Exercise:
Isolate every line in the records below with "date" in it.
— START Data shown —
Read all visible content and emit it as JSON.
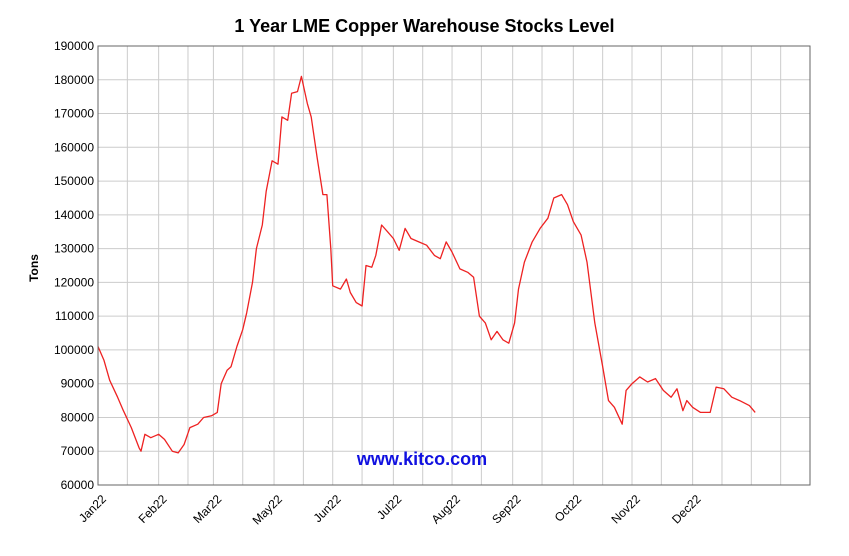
{
  "chart_data": {
    "type": "line",
    "title": "1 Year LME Copper Warehouse Stocks Level",
    "xlabel": "",
    "ylabel": "Tons",
    "ylim": [
      60000,
      190000
    ],
    "yticks": [
      190000,
      180000,
      170000,
      160000,
      150000,
      140000,
      130000,
      120000,
      110000,
      100000,
      90000,
      80000,
      70000,
      60000
    ],
    "xlim": [
      "2022-01-01",
      "2022-12-31"
    ],
    "xticks": [
      {
        "label": "Jan22",
        "date": "2022-01-01"
      },
      {
        "label": "Feb22",
        "date": "2022-02-01"
      },
      {
        "label": "Mar22",
        "date": "2022-03-01"
      },
      {
        "label": "May22",
        "date": "2022-04-01"
      },
      {
        "label": "Jun22",
        "date": "2022-05-01"
      },
      {
        "label": "Jul22",
        "date": "2022-06-01"
      },
      {
        "label": "Aug22",
        "date": "2022-07-01"
      },
      {
        "label": "Sep22",
        "date": "2022-08-01"
      },
      {
        "label": "Oct22",
        "date": "2022-09-01"
      },
      {
        "label": "Nov22",
        "date": "2022-10-01"
      },
      {
        "label": "Dec22",
        "date": "2022-11-01"
      }
    ],
    "grid": true,
    "legend": "none",
    "series": [
      {
        "color": "#ee2222",
        "points": [
          [
            "2022-01-01",
            101000
          ],
          [
            "2022-01-04",
            97000
          ],
          [
            "2022-01-07",
            91000
          ],
          [
            "2022-01-11",
            86000
          ],
          [
            "2022-01-14",
            82000
          ],
          [
            "2022-01-18",
            77000
          ],
          [
            "2022-01-22",
            71000
          ],
          [
            "2022-01-23",
            70000
          ],
          [
            "2022-01-25",
            75000
          ],
          [
            "2022-01-28",
            74000
          ],
          [
            "2022-02-01",
            75000
          ],
          [
            "2022-02-04",
            73500
          ],
          [
            "2022-02-08",
            70000
          ],
          [
            "2022-02-11",
            69500
          ],
          [
            "2022-02-14",
            72000
          ],
          [
            "2022-02-17",
            77000
          ],
          [
            "2022-02-21",
            78000
          ],
          [
            "2022-02-24",
            80000
          ],
          [
            "2022-02-28",
            80500
          ],
          [
            "2022-03-03",
            81500
          ],
          [
            "2022-03-05",
            90000
          ],
          [
            "2022-03-08",
            94000
          ],
          [
            "2022-03-10",
            95000
          ],
          [
            "2022-03-13",
            101000
          ],
          [
            "2022-03-16",
            106000
          ],
          [
            "2022-03-18",
            111000
          ],
          [
            "2022-03-21",
            120000
          ],
          [
            "2022-03-23",
            130000
          ],
          [
            "2022-03-26",
            137000
          ],
          [
            "2022-03-28",
            147000
          ],
          [
            "2022-03-31",
            156000
          ],
          [
            "2022-04-03",
            155000
          ],
          [
            "2022-04-05",
            169000
          ],
          [
            "2022-04-08",
            168000
          ],
          [
            "2022-04-10",
            176000
          ],
          [
            "2022-04-13",
            176500
          ],
          [
            "2022-04-15",
            181000
          ],
          [
            "2022-04-18",
            173000
          ],
          [
            "2022-04-20",
            169000
          ],
          [
            "2022-04-23",
            157000
          ],
          [
            "2022-04-26",
            146000
          ],
          [
            "2022-04-28",
            146000
          ],
          [
            "2022-04-30",
            130000
          ],
          [
            "2022-05-01",
            119000
          ],
          [
            "2022-05-05",
            118000
          ],
          [
            "2022-05-08",
            121000
          ],
          [
            "2022-05-10",
            117000
          ],
          [
            "2022-05-13",
            114000
          ],
          [
            "2022-05-16",
            113000
          ],
          [
            "2022-05-18",
            125000
          ],
          [
            "2022-05-21",
            124500
          ],
          [
            "2022-05-23",
            128000
          ],
          [
            "2022-05-26",
            137000
          ],
          [
            "2022-05-29",
            135000
          ],
          [
            "2022-06-01",
            133000
          ],
          [
            "2022-06-04",
            129500
          ],
          [
            "2022-06-07",
            136000
          ],
          [
            "2022-06-10",
            133000
          ],
          [
            "2022-06-14",
            132000
          ],
          [
            "2022-06-18",
            131000
          ],
          [
            "2022-06-22",
            128000
          ],
          [
            "2022-06-25",
            127000
          ],
          [
            "2022-06-28",
            132000
          ],
          [
            "2022-07-01",
            129000
          ],
          [
            "2022-07-05",
            124000
          ],
          [
            "2022-07-09",
            123000
          ],
          [
            "2022-07-12",
            121500
          ],
          [
            "2022-07-15",
            110000
          ],
          [
            "2022-07-18",
            108000
          ],
          [
            "2022-07-21",
            103000
          ],
          [
            "2022-07-24",
            105500
          ],
          [
            "2022-07-27",
            103000
          ],
          [
            "2022-07-30",
            102000
          ],
          [
            "2022-08-02",
            108000
          ],
          [
            "2022-08-04",
            118000
          ],
          [
            "2022-08-07",
            126000
          ],
          [
            "2022-08-11",
            132000
          ],
          [
            "2022-08-15",
            136000
          ],
          [
            "2022-08-19",
            139000
          ],
          [
            "2022-08-22",
            145000
          ],
          [
            "2022-08-26",
            146000
          ],
          [
            "2022-08-29",
            143000
          ],
          [
            "2022-09-01",
            138000
          ],
          [
            "2022-09-05",
            134000
          ],
          [
            "2022-09-08",
            126000
          ],
          [
            "2022-09-12",
            108000
          ],
          [
            "2022-09-16",
            95000
          ],
          [
            "2022-09-19",
            85000
          ],
          [
            "2022-09-22",
            83000
          ],
          [
            "2022-09-26",
            78000
          ],
          [
            "2022-09-28",
            88000
          ],
          [
            "2022-10-01",
            90000
          ],
          [
            "2022-10-05",
            92000
          ],
          [
            "2022-10-09",
            90500
          ],
          [
            "2022-10-13",
            91500
          ],
          [
            "2022-10-17",
            88000
          ],
          [
            "2022-10-21",
            86000
          ],
          [
            "2022-10-24",
            88500
          ],
          [
            "2022-10-27",
            82000
          ],
          [
            "2022-10-29",
            85000
          ],
          [
            "2022-11-01",
            83000
          ],
          [
            "2022-11-05",
            81500
          ],
          [
            "2022-11-10",
            81500
          ],
          [
            "2022-11-13",
            89000
          ],
          [
            "2022-11-17",
            88500
          ],
          [
            "2022-11-21",
            86000
          ],
          [
            "2022-11-25",
            85000
          ],
          [
            "2022-11-30",
            83500
          ],
          [
            "2022-12-03",
            81500
          ]
        ]
      }
    ]
  },
  "watermark": "www.kitco.com"
}
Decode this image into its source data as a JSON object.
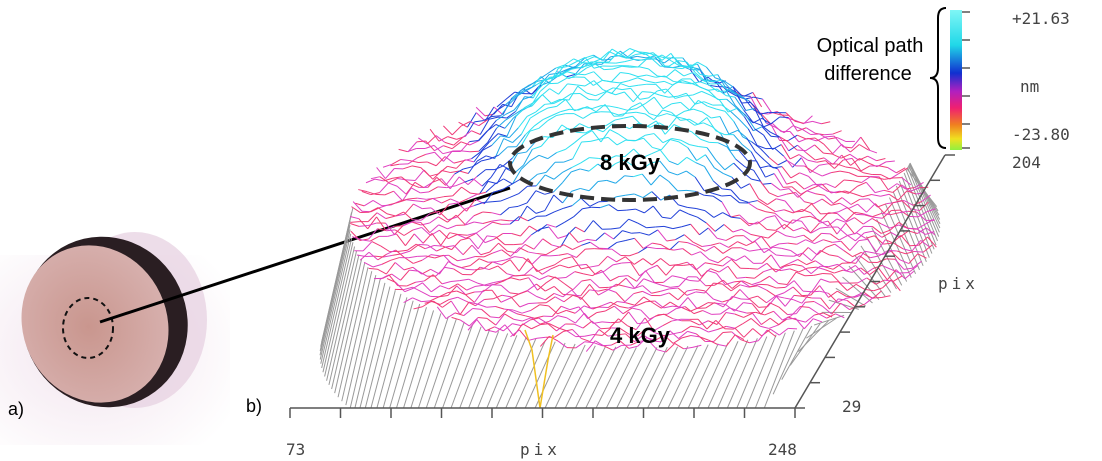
{
  "panels": {
    "a": "a)",
    "b": "b)"
  },
  "doses": {
    "top": "8 kGy",
    "bottom": "4 kGy"
  },
  "colorbar": {
    "title_lines": [
      "Optical path",
      "difference"
    ],
    "max": "+21.63",
    "unit": "nm",
    "min": "-23.80"
  },
  "axes": {
    "x_start": "73",
    "x_end": "248",
    "x_label": "pix",
    "y_start": "29",
    "y_end": "204",
    "y_label": "pix"
  }
}
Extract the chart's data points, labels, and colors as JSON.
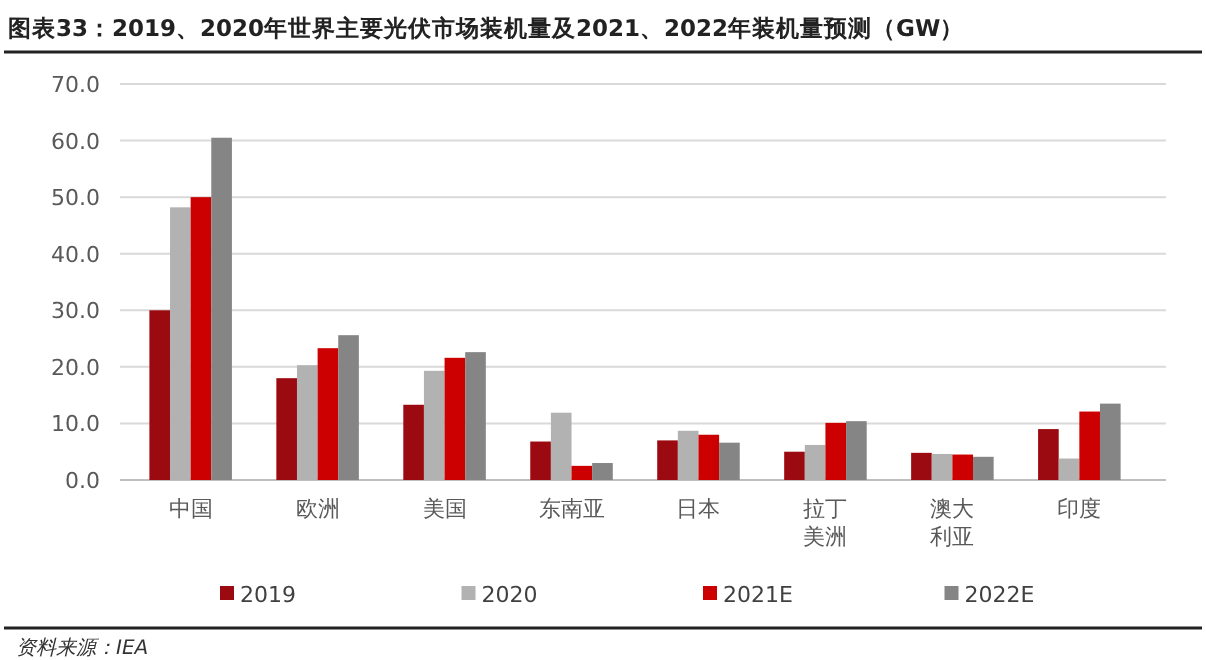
{
  "chart_data": {
    "type": "bar",
    "title": "图表33：2019、2020年世界主要光伏市场装机量及2021、2022年装机量预测（GW）",
    "categories": [
      "中国",
      "欧洲",
      "美国",
      "东南亚",
      "日本",
      "拉丁美洲",
      "澳大利亚",
      "印度"
    ],
    "series": [
      {
        "name": "2019",
        "color": "#9b0a10",
        "values": [
          30,
          18,
          13.3,
          6.8,
          7,
          5,
          4.8,
          9
        ]
      },
      {
        "name": "2020",
        "color": "#b2b2b2",
        "values": [
          48.2,
          20.3,
          19.3,
          11.9,
          8.7,
          6.2,
          4.6,
          3.8
        ]
      },
      {
        "name": "2021E",
        "color": "#cc0000",
        "values": [
          50,
          23.3,
          21.6,
          2.5,
          8,
          10.1,
          4.5,
          12.1
        ]
      },
      {
        "name": "2022E",
        "color": "#858585",
        "values": [
          60.5,
          25.6,
          22.6,
          3,
          6.6,
          10.4,
          4.1,
          13.5
        ]
      }
    ],
    "ylim": [
      0,
      70
    ],
    "yticks": [
      {
        "value": 0,
        "label": "0.0"
      },
      {
        "value": 10,
        "label": "10.0"
      },
      {
        "value": 20,
        "label": "20.0"
      },
      {
        "value": 30,
        "label": "30.0"
      },
      {
        "value": 40,
        "label": "40.0"
      },
      {
        "value": 50,
        "label": "50.0"
      },
      {
        "value": 60,
        "label": "60.0"
      },
      {
        "value": 70,
        "label": "70.0"
      }
    ],
    "grid": "y",
    "legend": "bottom",
    "annotations": [
      "资料来源：IEA"
    ]
  }
}
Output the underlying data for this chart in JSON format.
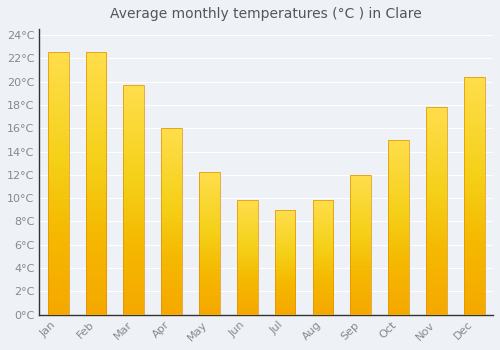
— END Data shown —
Task result:
        "date": "2022-01-01"
        "date": "2022-02-01"
        "date": "2022-03-01"
        "date": "2022-04-01"
        "date": "2022-05-01"
        "date": "2022-06-01"
        "date": "2022-07-01"
        "date": "2022-08-01"
        "date": "2022-09-01"
        "date": "2022-10-01"
        "date": "2022-11-01"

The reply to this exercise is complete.